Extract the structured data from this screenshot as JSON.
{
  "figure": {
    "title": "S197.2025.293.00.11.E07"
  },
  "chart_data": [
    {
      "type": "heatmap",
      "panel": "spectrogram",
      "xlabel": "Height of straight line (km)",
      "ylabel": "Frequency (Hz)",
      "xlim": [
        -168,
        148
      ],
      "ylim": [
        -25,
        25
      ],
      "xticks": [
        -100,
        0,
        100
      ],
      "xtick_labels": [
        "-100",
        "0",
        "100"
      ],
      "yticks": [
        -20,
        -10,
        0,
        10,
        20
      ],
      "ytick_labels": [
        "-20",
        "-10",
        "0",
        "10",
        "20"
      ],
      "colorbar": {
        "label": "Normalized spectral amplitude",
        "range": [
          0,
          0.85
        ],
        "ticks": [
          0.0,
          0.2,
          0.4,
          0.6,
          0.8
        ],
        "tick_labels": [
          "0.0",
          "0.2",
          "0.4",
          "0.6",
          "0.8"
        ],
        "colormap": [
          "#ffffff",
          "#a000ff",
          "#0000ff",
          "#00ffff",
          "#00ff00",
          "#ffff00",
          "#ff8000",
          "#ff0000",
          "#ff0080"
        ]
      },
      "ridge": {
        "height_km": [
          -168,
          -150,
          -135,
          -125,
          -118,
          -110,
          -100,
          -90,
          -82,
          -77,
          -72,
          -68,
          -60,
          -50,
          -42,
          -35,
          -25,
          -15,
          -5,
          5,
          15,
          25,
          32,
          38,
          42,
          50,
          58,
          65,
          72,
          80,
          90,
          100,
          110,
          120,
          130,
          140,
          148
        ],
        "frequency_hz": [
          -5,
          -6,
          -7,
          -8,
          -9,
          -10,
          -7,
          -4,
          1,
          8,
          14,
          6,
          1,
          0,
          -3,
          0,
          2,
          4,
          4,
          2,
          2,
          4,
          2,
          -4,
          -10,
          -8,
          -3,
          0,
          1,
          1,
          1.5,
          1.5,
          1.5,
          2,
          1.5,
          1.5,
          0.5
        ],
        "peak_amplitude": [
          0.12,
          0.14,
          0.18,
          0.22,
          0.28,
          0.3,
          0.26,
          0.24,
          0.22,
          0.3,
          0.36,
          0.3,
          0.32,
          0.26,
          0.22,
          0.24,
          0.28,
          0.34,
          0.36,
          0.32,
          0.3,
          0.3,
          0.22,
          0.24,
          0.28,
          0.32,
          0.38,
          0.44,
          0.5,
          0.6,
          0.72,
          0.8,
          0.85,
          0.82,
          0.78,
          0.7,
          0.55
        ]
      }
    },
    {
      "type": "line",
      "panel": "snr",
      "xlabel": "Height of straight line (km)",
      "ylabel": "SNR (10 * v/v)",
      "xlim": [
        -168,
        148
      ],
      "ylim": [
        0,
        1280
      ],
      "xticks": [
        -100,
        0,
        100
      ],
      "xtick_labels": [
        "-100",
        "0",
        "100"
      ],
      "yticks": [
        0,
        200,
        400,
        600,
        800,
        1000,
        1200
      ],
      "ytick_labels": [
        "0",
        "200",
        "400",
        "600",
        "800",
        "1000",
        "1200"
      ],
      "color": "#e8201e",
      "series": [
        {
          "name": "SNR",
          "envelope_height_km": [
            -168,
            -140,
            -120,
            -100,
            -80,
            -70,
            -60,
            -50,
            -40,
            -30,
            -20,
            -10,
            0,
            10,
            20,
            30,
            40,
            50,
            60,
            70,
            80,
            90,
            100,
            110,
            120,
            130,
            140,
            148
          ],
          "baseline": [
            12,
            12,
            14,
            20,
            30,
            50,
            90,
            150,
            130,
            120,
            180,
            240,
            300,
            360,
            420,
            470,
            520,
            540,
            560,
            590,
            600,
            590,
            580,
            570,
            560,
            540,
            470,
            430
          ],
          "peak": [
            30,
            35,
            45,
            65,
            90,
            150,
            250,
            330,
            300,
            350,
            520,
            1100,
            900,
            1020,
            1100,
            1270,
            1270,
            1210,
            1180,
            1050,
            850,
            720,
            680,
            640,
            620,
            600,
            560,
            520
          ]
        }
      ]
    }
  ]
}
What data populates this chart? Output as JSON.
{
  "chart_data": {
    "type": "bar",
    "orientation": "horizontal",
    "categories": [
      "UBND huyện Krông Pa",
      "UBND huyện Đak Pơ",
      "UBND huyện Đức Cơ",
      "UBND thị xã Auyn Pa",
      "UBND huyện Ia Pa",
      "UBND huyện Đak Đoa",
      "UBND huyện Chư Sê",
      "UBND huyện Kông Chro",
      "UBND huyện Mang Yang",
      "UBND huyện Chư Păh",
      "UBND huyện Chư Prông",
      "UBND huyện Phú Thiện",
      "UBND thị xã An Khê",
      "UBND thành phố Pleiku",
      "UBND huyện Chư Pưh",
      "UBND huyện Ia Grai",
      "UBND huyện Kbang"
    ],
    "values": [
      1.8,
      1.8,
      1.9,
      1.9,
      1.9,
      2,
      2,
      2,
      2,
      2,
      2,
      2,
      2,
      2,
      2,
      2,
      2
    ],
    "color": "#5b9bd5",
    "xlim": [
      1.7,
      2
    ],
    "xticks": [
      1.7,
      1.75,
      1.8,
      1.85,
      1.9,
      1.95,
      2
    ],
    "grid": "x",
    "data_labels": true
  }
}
+===+
What is needed:
Set down the listing above in full, please, exactly as it appears.

Solution to the problem:
Extract the structured data from this screenshot as JSON.
{
  "figure": {
    "title": "S197.2025.293.00.11.E07"
  },
  "chart_data": [
    {
      "type": "heatmap",
      "panel": "spectrogram",
      "xlabel": "Height of straight line (km)",
      "ylabel": "Frequency (Hz)",
      "xlim": [
        -168,
        148
      ],
      "ylim": [
        -25,
        25
      ],
      "xticks": [
        -100,
        0,
        100
      ],
      "xtick_labels": [
        "-100",
        "0",
        "100"
      ],
      "yticks": [
        -20,
        -10,
        0,
        10,
        20
      ],
      "ytick_labels": [
        "-20",
        "-10",
        "0",
        "10",
        "20"
      ],
      "colorbar": {
        "label": "Normalized spectral amplitude",
        "range": [
          0,
          0.85
        ],
        "ticks": [
          0.0,
          0.2,
          0.4,
          0.6,
          0.8
        ],
        "tick_labels": [
          "0.0",
          "0.2",
          "0.4",
          "0.6",
          "0.8"
        ],
        "colormap": [
          "#ffffff",
          "#a000ff",
          "#0000ff",
          "#00ffff",
          "#00ff00",
          "#ffff00",
          "#ff8000",
          "#ff0000",
          "#ff0080"
        ]
      },
      "ridge": {
        "height_km": [
          -168,
          -150,
          -135,
          -125,
          -118,
          -110,
          -100,
          -90,
          -82,
          -77,
          -72,
          -68,
          -60,
          -50,
          -42,
          -35,
          -25,
          -15,
          -5,
          5,
          15,
          25,
          32,
          38,
          42,
          50,
          58,
          65,
          72,
          80,
          90,
          100,
          110,
          120,
          130,
          140,
          148
        ],
        "frequency_hz": [
          -5,
          -6,
          -7,
          -8,
          -9,
          -10,
          -7,
          -4,
          1,
          8,
          14,
          6,
          1,
          0,
          -3,
          0,
          2,
          4,
          4,
          2,
          2,
          4,
          2,
          -4,
          -10,
          -8,
          -3,
          0,
          1,
          1,
          1.5,
          1.5,
          1.5,
          2,
          1.5,
          1.5,
          0.5
        ],
        "peak_amplitude": [
          0.12,
          0.14,
          0.18,
          0.22,
          0.28,
          0.3,
          0.26,
          0.24,
          0.22,
          0.3,
          0.36,
          0.3,
          0.32,
          0.26,
          0.22,
          0.24,
          0.28,
          0.34,
          0.36,
          0.32,
          0.3,
          0.3,
          0.22,
          0.24,
          0.28,
          0.32,
          0.38,
          0.44,
          0.5,
          0.6,
          0.72,
          0.8,
          0.85,
          0.82,
          0.78,
          0.7,
          0.55
        ]
      }
    },
    {
      "type": "line",
      "panel": "snr",
      "xlabel": "Height of straight line (km)",
      "ylabel": "SNR (10 * v/v)",
      "xlim": [
        -168,
        148
      ],
      "ylim": [
        0,
        1280
      ],
      "xticks": [
        -100,
        0,
        100
      ],
      "xtick_labels": [
        "-100",
        "0",
        "100"
      ],
      "yticks": [
        0,
        200,
        400,
        600,
        800,
        1000,
        1200
      ],
      "ytick_labels": [
        "0",
        "200",
        "400",
        "600",
        "800",
        "1000",
        "1200"
      ],
      "color": "#e8201e",
      "series": [
        {
          "name": "SNR",
          "envelope_height_km": [
            -168,
            -140,
            -120,
            -100,
            -80,
            -70,
            -60,
            -50,
            -40,
            -30,
            -20,
            -10,
            0,
            10,
            20,
            30,
            40,
            50,
            60,
            70,
            80,
            90,
            100,
            110,
            120,
            130,
            140,
            148
          ],
          "baseline": [
            12,
            12,
            14,
            20,
            30,
            50,
            90,
            150,
            130,
            120,
            180,
            240,
            300,
            360,
            420,
            470,
            520,
            540,
            560,
            590,
            600,
            590,
            580,
            570,
            560,
            540,
            470,
            430
          ],
          "peak": [
            30,
            35,
            45,
            65,
            90,
            150,
            250,
            330,
            300,
            350,
            520,
            1100,
            900,
            1020,
            1100,
            1270,
            1270,
            1210,
            1180,
            1050,
            850,
            720,
            680,
            640,
            620,
            600,
            560,
            520
          ]
        }
      ]
    }
  ]
}
What data populates this chart? Output as JSON.
{
  "chart_data": {
    "type": "bar",
    "orientation": "horizontal",
    "categories": [
      "UBND huyện Krông Pa",
      "UBND huyện Đak Pơ",
      "UBND huyện Đức Cơ",
      "UBND thị xã Auyn Pa",
      "UBND huyện Ia Pa",
      "UBND huyện Đak Đoa",
      "UBND huyện Chư Sê",
      "UBND huyện Kông Chro",
      "UBND huyện Mang Yang",
      "UBND huyện Chư Păh",
      "UBND huyện Chư Prông",
      "UBND huyện Phú Thiện",
      "UBND thị xã An Khê",
      "UBND thành phố Pleiku",
      "UBND huyện Chư Pưh",
      "UBND huyện Ia Grai",
      "UBND huyện Kbang"
    ],
    "values": [
      1.8,
      1.8,
      1.9,
      1.9,
      1.9,
      2,
      2,
      2,
      2,
      2,
      2,
      2,
      2,
      2,
      2,
      2,
      2
    ],
    "color": "#5b9bd5",
    "xlim": [
      1.7,
      2
    ],
    "xticks": [
      1.7,
      1.75,
      1.8,
      1.85,
      1.9,
      1.95,
      2
    ],
    "grid": "x",
    "data_labels": true
  }
}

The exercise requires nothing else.